Have you ever regretted a decision so much that you think about it all the time and imagine all the different ways the situation could have turned out, if you didn’t mess it up so badly? I have, more times then I care to admit. I regret decision I’ve made in almost every aspect of my life. I regret things I’ve said, times I didn’t say anything. But a big regret of mine is letting myself be scared into not doing something, into not taking a risk or a chance. Because I’ve come to the conclusion that you regret the things you didn’t do more often then you regret the things you did.
If you let it, regret has the power to destroy you life. It starts slowly eating away at everything you do, then it over time it builds until you’re left feeling helpless, hopeless and stuck living in the past. You’re left thinking back to every little moment wondering if that’s where it all went wrong. I know this because it has happened to me. I’ve regretted a decision so much that for weeks and week I would replay every interaction; go over everything to figure out what went wrong. Then I would create situations where I didn’t send a certain text to see how it would play out differently. Leaving me with just one wish: to create a time machine and go back and change whatever bad decision I made. This vicious cycle caused me to bury myself further into regret. It was only when the regret started to affect future decisions that I realized how toxic it truly is.

────────────────

WHAT TO DO »
A. From the essay on regret, extract verbatim the part that opens with the words containing "Have you ever" and closes with "things you did.".
B. Continue the essay on regret, starting after its final sentence.

Bounding box prediction data »

────────────────

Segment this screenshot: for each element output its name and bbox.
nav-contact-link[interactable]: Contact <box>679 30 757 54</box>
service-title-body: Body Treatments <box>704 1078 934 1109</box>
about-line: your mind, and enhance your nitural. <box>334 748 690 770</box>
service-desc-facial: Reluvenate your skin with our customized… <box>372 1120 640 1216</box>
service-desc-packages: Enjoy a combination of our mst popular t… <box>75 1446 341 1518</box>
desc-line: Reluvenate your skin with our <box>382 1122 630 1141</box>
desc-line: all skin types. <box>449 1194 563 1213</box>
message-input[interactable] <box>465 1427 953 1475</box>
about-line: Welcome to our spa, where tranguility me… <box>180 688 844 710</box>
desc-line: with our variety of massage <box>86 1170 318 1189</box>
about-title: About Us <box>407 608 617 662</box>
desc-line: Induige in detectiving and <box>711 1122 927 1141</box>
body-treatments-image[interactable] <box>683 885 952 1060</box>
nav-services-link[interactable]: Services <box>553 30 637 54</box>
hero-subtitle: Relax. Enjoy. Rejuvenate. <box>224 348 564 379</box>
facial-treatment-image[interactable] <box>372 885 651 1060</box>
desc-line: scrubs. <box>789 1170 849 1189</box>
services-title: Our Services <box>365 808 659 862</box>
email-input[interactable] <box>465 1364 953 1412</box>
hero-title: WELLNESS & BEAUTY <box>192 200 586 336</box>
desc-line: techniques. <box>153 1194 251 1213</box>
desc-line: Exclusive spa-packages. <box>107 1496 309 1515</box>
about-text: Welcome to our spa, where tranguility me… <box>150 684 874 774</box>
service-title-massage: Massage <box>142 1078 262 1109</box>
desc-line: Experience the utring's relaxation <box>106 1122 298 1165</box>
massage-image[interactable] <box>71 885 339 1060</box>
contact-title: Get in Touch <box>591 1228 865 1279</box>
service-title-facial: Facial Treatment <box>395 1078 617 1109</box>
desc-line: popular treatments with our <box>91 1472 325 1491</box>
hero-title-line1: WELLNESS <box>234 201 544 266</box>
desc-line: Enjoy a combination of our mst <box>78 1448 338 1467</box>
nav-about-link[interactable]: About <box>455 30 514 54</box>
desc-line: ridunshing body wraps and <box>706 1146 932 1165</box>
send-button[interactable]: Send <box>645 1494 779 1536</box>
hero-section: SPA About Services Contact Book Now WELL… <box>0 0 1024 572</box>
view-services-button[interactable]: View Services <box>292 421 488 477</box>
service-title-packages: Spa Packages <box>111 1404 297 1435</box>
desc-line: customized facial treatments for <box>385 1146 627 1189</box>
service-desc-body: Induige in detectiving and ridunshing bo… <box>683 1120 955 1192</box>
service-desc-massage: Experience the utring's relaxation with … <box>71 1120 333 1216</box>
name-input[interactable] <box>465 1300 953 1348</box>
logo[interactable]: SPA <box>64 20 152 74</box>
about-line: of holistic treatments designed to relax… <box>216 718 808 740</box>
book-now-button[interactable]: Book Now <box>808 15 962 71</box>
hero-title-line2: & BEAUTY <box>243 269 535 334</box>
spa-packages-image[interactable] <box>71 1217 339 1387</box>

────────────────

ANSWERS BY ITEM NUMBER »
A.
Have you ever regretted a decision so much that you think about it all the time and imagine all the different ways the situation could have turned out, if you didn’t mess it up so badly? I have, more times then I care to admit. I regret decision I’ve made in almost every aspect of my life. I regret things I’ve said, times I didn’t say anything. But a big regret of mine is letting myself be scared into not doing something, into not taking a risk or a chance. Because I’ve come to the conclusion that you regret the things you didn’t do more often then you regret the things you did.

B.
I’m a firm believer that everything happens for a reason, the good and the bad. And because of this, I have to accept that things happen in order for me to grow as a person, for me to become who I am supposed to be. The situations that ended badly weren’t supposed to work out and the friendships that I lost, maybe weren’t supposed to work out either. Maybe all of the things that I’ve regretted have helped me to grow in who I was destined to be, become stronger, learn to forgive and learn to demand respect.
Finally, I’m here to tell you to let go of the regret in your head, accept that it happened for a reason and that reason is to help you. Regret doesn’t accomplish, and at the end of the day the decision you made will still have been made, you can’t change a decision in the past. In the grand scheme of things, that decision is probably a tiny blimp on your timeline, something you’ll forget about in a few years. So why replay it in your head? Regret is powerful and dwelling on it, feeds it with more power. Until you start to miss out on the life that’s right in front of you, the life you are supposed to be living. And then you’ll end up regretting that decision as well. Don’t let regret have the power to destroy a life you’re destined to live.